▶ **Exercise prompt**
Will you transcribe all the entries word for word, skipping the pictures they hold?

▶ **Input for this task**
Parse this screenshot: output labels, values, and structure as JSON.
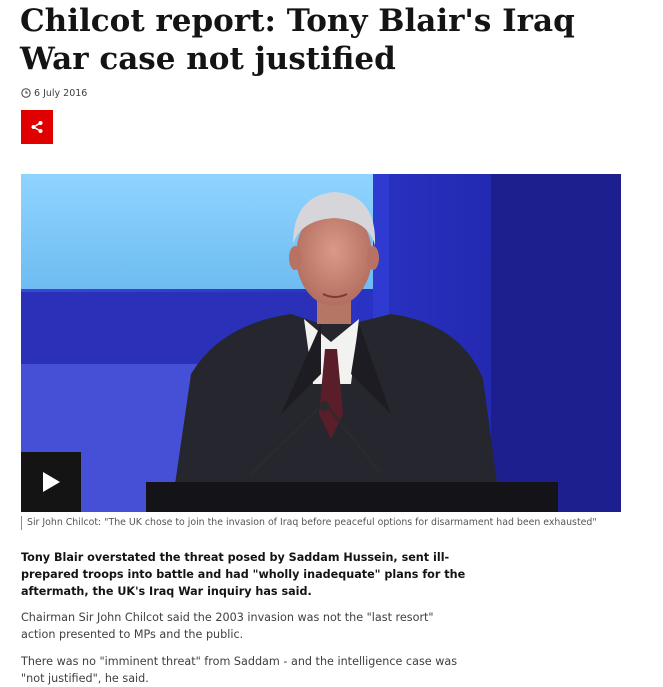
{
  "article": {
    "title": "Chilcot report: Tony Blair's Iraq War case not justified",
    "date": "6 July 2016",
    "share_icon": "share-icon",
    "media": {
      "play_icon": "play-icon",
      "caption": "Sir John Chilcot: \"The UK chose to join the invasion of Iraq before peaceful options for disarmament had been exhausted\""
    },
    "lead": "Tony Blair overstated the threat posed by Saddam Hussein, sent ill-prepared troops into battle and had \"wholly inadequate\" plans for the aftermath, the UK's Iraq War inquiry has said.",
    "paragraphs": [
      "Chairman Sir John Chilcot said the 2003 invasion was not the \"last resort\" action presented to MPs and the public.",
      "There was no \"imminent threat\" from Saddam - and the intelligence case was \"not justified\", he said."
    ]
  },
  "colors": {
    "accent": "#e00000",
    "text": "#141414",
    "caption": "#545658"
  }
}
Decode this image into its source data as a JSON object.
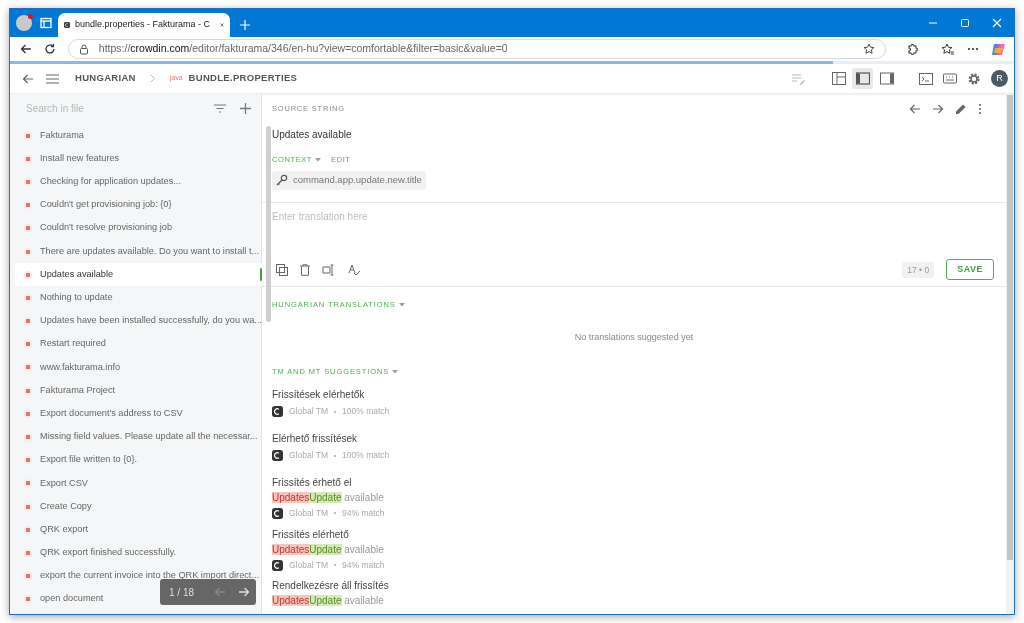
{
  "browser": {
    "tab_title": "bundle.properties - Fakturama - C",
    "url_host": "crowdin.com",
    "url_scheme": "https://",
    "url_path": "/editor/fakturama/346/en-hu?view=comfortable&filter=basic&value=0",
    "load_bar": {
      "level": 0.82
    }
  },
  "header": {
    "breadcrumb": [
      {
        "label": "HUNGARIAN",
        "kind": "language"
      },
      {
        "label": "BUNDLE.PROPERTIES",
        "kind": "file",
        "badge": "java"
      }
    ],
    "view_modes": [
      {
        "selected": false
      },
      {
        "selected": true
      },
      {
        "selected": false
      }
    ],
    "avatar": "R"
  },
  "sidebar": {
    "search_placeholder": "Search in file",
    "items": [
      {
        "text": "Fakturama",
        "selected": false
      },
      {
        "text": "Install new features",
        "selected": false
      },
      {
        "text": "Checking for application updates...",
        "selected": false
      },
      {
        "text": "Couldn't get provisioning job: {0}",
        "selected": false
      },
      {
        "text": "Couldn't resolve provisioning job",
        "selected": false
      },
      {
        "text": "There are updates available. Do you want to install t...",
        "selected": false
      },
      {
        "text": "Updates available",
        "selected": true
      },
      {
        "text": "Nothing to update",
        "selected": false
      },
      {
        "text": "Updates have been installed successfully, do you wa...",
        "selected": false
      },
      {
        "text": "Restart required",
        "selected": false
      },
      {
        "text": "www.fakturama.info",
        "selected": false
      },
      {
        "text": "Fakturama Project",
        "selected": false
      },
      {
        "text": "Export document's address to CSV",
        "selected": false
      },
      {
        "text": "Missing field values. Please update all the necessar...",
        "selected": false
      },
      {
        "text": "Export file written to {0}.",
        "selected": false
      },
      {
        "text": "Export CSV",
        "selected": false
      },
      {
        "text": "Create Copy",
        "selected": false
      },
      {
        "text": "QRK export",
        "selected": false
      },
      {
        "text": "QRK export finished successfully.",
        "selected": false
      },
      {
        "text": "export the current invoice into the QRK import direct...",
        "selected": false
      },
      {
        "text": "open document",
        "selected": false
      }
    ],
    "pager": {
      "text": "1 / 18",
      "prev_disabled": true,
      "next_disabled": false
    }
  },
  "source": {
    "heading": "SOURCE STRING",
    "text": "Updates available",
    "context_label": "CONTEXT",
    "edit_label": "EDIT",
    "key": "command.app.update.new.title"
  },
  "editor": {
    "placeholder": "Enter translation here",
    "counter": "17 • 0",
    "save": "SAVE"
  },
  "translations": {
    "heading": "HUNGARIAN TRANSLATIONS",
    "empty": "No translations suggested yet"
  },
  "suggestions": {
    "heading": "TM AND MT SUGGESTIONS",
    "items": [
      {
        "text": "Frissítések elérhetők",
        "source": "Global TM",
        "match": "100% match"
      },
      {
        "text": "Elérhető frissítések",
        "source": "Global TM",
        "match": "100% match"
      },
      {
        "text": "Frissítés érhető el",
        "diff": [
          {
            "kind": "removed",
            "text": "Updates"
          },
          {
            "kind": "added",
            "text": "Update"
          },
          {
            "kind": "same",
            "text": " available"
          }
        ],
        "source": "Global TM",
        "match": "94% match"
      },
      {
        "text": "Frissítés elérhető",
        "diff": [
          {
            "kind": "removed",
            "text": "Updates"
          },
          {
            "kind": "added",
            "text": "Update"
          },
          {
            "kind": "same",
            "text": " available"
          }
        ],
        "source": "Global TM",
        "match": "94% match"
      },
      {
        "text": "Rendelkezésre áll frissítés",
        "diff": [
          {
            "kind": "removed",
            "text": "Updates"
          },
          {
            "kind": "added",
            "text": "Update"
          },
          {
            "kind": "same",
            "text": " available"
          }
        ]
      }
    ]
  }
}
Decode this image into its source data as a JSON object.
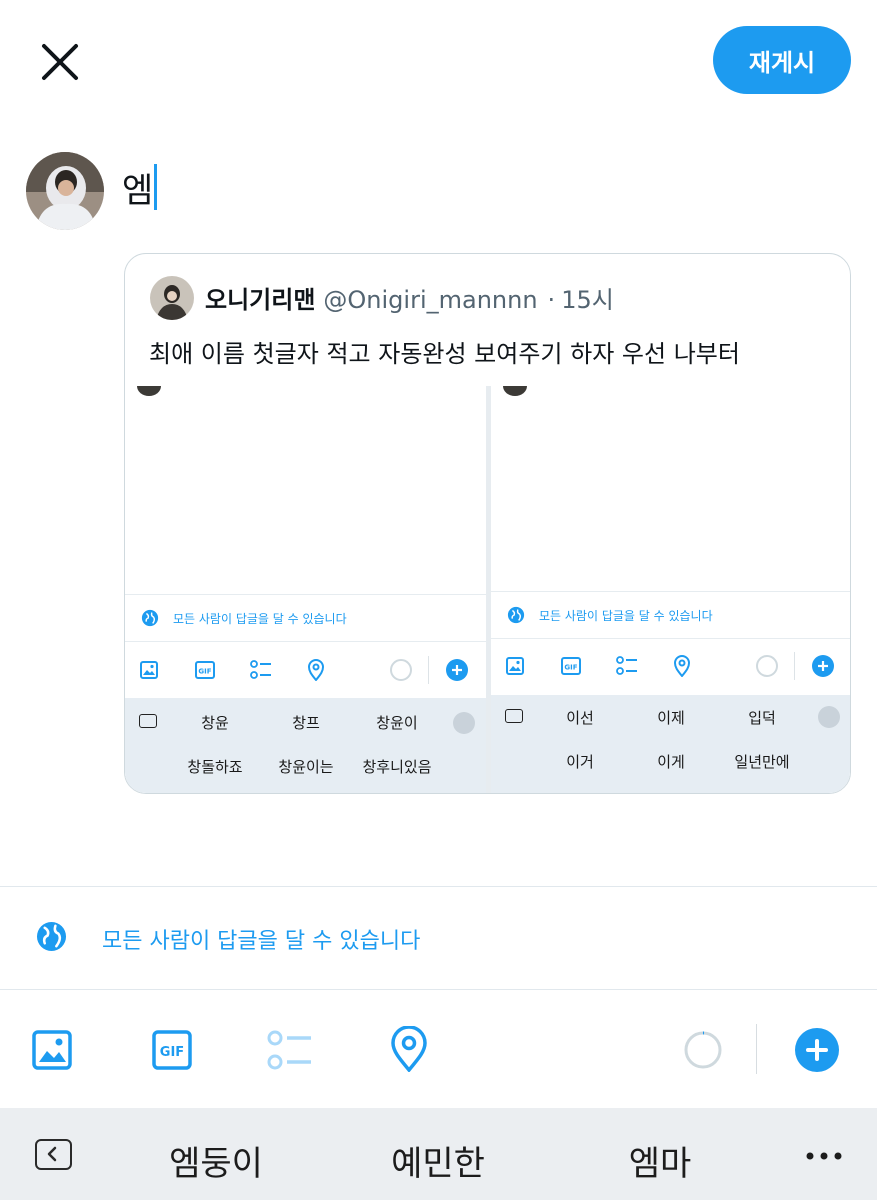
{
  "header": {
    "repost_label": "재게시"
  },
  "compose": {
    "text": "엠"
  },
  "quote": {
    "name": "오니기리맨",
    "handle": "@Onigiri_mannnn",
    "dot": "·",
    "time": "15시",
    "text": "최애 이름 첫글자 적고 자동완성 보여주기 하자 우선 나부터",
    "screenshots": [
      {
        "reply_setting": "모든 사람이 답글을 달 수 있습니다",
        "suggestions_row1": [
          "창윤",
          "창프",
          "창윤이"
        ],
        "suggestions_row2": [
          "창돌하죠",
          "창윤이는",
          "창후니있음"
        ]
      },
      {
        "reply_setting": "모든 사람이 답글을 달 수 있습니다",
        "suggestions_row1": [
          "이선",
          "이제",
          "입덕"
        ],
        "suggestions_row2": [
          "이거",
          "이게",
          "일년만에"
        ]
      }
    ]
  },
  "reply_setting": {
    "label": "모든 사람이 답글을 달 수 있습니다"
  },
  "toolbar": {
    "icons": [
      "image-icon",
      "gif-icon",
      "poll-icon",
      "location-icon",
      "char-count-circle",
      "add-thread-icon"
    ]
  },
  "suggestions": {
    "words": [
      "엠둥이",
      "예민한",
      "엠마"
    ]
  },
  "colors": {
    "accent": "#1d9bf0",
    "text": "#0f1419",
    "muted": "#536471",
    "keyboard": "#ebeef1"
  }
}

▶ **Exercise response**
Parse this screenshot: output labels, values, and structure as JSON.
{
  "article": {
    "title": "Chilcot report: Tony Blair's Iraq War case not justified",
    "date": "6 July 2016",
    "share_icon": "share-icon",
    "media": {
      "play_icon": "play-icon",
      "caption": "Sir John Chilcot: \"The UK chose to join the invasion of Iraq before peaceful options for disarmament had been exhausted\""
    },
    "lead": "Tony Blair overstated the threat posed by Saddam Hussein, sent ill-prepared troops into battle and had \"wholly inadequate\" plans for the aftermath, the UK's Iraq War inquiry has said.",
    "paragraphs": [
      "Chairman Sir John Chilcot said the 2003 invasion was not the \"last resort\" action presented to MPs and the public.",
      "There was no \"imminent threat\" from Saddam - and the intelligence case was \"not justified\", he said."
    ]
  },
  "colors": {
    "accent": "#e00000",
    "text": "#141414",
    "caption": "#545658"
  }
}
Decode this image into its source data as a JSON object.
{
  "browser": {
    "tab_title": "bundle.properties - Fakturama - C",
    "url_host": "crowdin.com",
    "url_scheme": "https://",
    "url_path": "/editor/fakturama/346/en-hu?view=comfortable&filter=basic&value=0",
    "load_bar": {
      "level": 0.82
    }
  },
  "header": {
    "breadcrumb": [
      {
        "label": "HUNGARIAN",
        "kind": "language"
      },
      {
        "label": "BUNDLE.PROPERTIES",
        "kind": "file",
        "badge": "java"
      }
    ],
    "view_modes": [
      {
        "selected": false
      },
      {
        "selected": true
      },
      {
        "selected": false
      }
    ],
    "avatar": "R"
  },
  "sidebar": {
    "search_placeholder": "Search in file",
    "items": [
      {
        "text": "Fakturama",
        "selected": false
      },
      {
        "text": "Install new features",
        "selected": false
      },
      {
        "text": "Checking for application updates...",
        "selected": false
      },
      {
        "text": "Couldn't get provisioning job: {0}",
        "selected": false
      },
      {
        "text": "Couldn't resolve provisioning job",
        "selected": false
      },
      {
        "text": "There are updates available. Do you want to install t...",
        "selected": false
      },
      {
        "text": "Updates available",
        "selected": true
      },
      {
        "text": "Nothing to update",
        "selected": false
      },
      {
        "text": "Updates have been installed successfully, do you wa...",
        "selected": false
      },
      {
        "text": "Restart required",
        "selected": false
      },
      {
        "text": "www.fakturama.info",
        "selected": false
      },
      {
        "text": "Fakturama Project",
        "selected": false
      },
      {
        "text": "Export document's address to CSV",
        "selected": false
      },
      {
        "text": "Missing field values. Please update all the necessar...",
        "selected": false
      },
      {
        "text": "Export file written to {0}.",
        "selected": false
      },
      {
        "text": "Export CSV",
        "selected": false
      },
      {
        "text": "Create Copy",
        "selected": false
      },
      {
        "text": "QRK export",
        "selected": false
      },
      {
        "text": "QRK export finished successfully.",
        "selected": false
      },
      {
        "text": "export the current invoice into the QRK import direct...",
        "selected": false
      },
      {
        "text": "open document",
        "selected": false
      }
    ],
    "pager": {
      "text": "1 / 18",
      "prev_disabled": true,
      "next_disabled": false
    }
  },
  "source": {
    "heading": "SOURCE STRING",
    "text": "Updates available",
    "context_label": "CONTEXT",
    "edit_label": "EDIT",
    "key": "command.app.update.new.title"
  },
  "editor": {
    "placeholder": "Enter translation here",
    "counter": "17 • 0",
    "save": "SAVE"
  },
  "translations": {
    "heading": "HUNGARIAN TRANSLATIONS",
    "empty": "No translations suggested yet"
  },
  "suggestions": {
    "heading": "TM AND MT SUGGESTIONS",
    "items": [
      {
        "text": "Frissítések elérhetők",
        "source": "Global TM",
        "match": "100% match"
      },
      {
        "text": "Elérhető frissítések",
        "source": "Global TM",
        "match": "100% match"
      },
      {
        "text": "Frissítés érhető el",
        "diff": [
          {
            "kind": "removed",
            "text": "Updates"
          },
          {
            "kind": "added",
            "text": "Update"
          },
          {
            "kind": "same",
            "text": " available"
          }
        ],
        "source": "Global TM",
        "match": "94% match"
      },
      {
        "text": "Frissítés elérhető",
        "diff": [
          {
            "kind": "removed",
            "text": "Updates"
          },
          {
            "kind": "added",
            "text": "Update"
          },
          {
            "kind": "same",
            "text": " available"
          }
        ],
        "source": "Global TM",
        "match": "94% match"
      },
      {
        "text": "Rendelkezésre áll frissítés",
        "diff": [
          {
            "kind": "removed",
            "text": "Updates"
          },
          {
            "kind": "added",
            "text": "Update"
          },
          {
            "kind": "same",
            "text": " available"
          }
        ]
      }
    ]
  }
}
Decode this image into its source data as a JSON object.
{
  "header": {
    "repost_label": "재게시"
  },
  "compose": {
    "text": "엠"
  },
  "quote": {
    "name": "오니기리맨",
    "handle": "@Onigiri_mannnn",
    "dot": "·",
    "time": "15시",
    "text": "최애 이름 첫글자 적고 자동완성 보여주기 하자 우선 나부터",
    "screenshots": [
      {
        "reply_setting": "모든 사람이 답글을 달 수 있습니다",
        "suggestions_row1": [
          "창윤",
          "창프",
          "창윤이"
        ],
        "suggestions_row2": [
          "창돌하죠",
          "창윤이는",
          "창후니있음"
        ]
      },
      {
        "reply_setting": "모든 사람이 답글을 달 수 있습니다",
        "suggestions_row1": [
          "이선",
          "이제",
          "입덕"
        ],
        "suggestions_row2": [
          "이거",
          "이게",
          "일년만에"
        ]
      }
    ]
  },
  "reply_setting": {
    "label": "모든 사람이 답글을 달 수 있습니다"
  },
  "toolbar": {
    "icons": [
      "image-icon",
      "gif-icon",
      "poll-icon",
      "location-icon",
      "char-count-circle",
      "add-thread-icon"
    ]
  },
  "suggestions": {
    "words": [
      "엠둥이",
      "예민한",
      "엠마"
    ]
  },
  "colors": {
    "accent": "#1d9bf0",
    "text": "#0f1419",
    "muted": "#536471",
    "keyboard": "#ebeef1"
  }
}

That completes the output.